--- Start RAW DATA ---

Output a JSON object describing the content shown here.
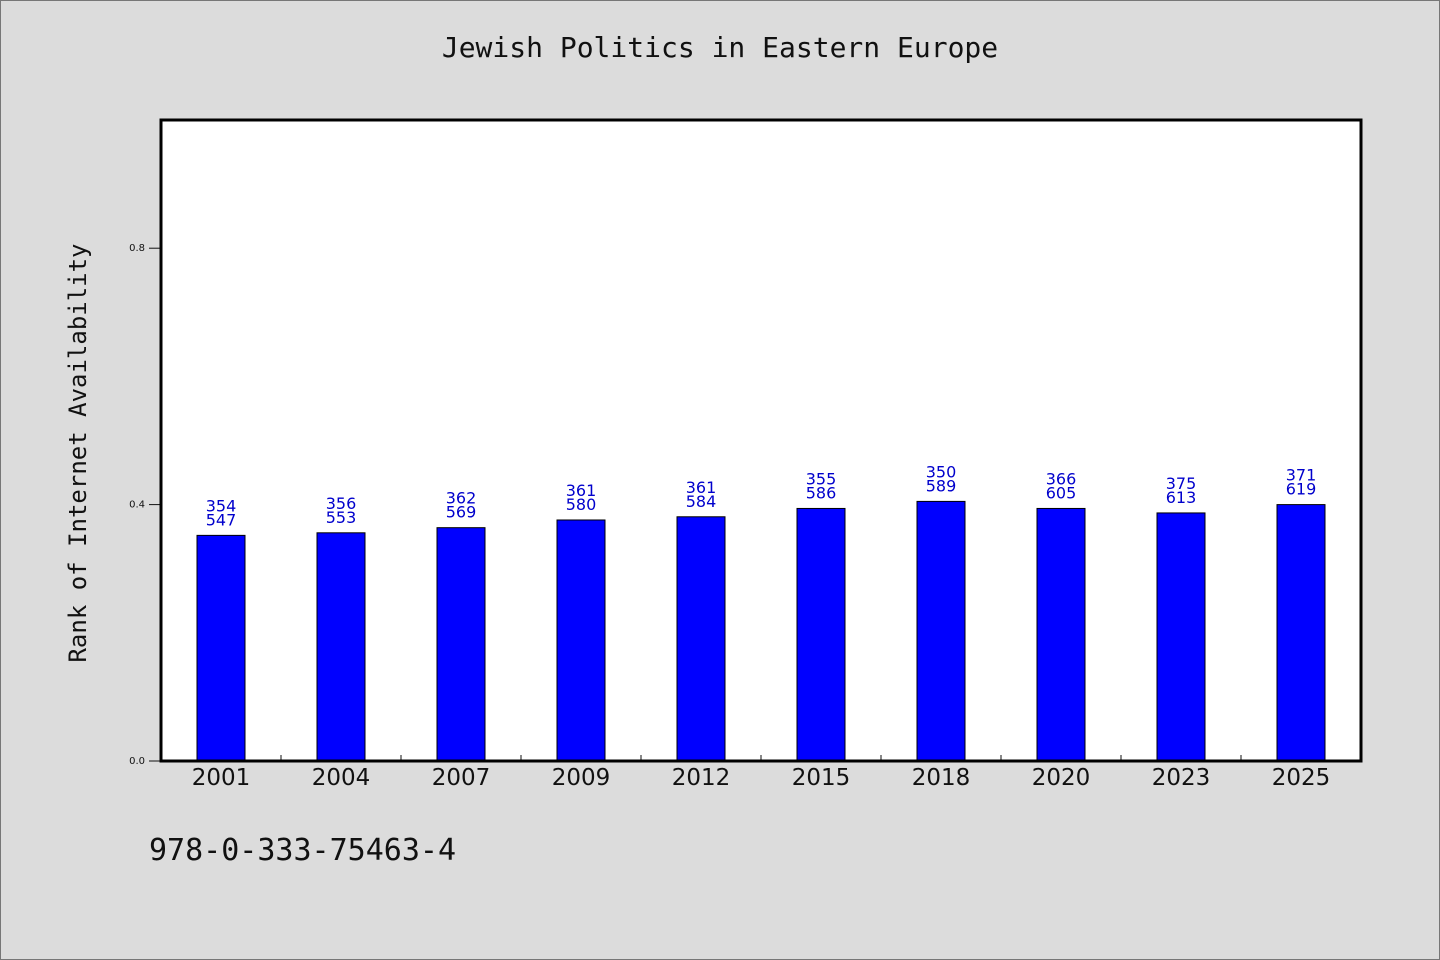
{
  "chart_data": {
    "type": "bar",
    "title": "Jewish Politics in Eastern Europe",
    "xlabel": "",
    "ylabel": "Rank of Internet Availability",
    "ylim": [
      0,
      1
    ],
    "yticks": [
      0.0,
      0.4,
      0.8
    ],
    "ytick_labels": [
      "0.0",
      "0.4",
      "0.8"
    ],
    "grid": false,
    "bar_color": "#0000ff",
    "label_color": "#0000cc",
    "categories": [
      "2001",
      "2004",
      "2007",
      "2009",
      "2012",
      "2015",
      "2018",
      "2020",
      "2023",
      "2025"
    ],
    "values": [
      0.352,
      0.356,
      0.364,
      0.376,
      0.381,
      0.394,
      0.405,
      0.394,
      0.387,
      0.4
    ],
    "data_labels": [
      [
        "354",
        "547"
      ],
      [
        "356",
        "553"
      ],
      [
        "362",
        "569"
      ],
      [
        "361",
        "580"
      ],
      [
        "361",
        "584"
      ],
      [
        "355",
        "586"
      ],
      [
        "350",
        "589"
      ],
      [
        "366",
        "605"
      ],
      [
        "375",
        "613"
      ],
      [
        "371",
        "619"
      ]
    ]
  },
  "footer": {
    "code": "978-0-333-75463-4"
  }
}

--- End RAW DATA ---

◆ **PROBLEM DETAILS**
Leave out the pictures and copy everything else in the records word for word.

◆ **REPLY**
Output a JSON object describing the content shown here.
{
  "chart_data": {
    "type": "bar",
    "title": "Jewish Politics in Eastern Europe",
    "xlabel": "",
    "ylabel": "Rank of Internet Availability",
    "ylim": [
      0,
      1
    ],
    "yticks": [
      0.0,
      0.4,
      0.8
    ],
    "ytick_labels": [
      "0.0",
      "0.4",
      "0.8"
    ],
    "grid": false,
    "bar_color": "#0000ff",
    "label_color": "#0000cc",
    "categories": [
      "2001",
      "2004",
      "2007",
      "2009",
      "2012",
      "2015",
      "2018",
      "2020",
      "2023",
      "2025"
    ],
    "values": [
      0.352,
      0.356,
      0.364,
      0.376,
      0.381,
      0.394,
      0.405,
      0.394,
      0.387,
      0.4
    ],
    "data_labels": [
      [
        "354",
        "547"
      ],
      [
        "356",
        "553"
      ],
      [
        "362",
        "569"
      ],
      [
        "361",
        "580"
      ],
      [
        "361",
        "584"
      ],
      [
        "355",
        "586"
      ],
      [
        "350",
        "589"
      ],
      [
        "366",
        "605"
      ],
      [
        "375",
        "613"
      ],
      [
        "371",
        "619"
      ]
    ]
  },
  "footer": {
    "code": "978-0-333-75463-4"
  }
}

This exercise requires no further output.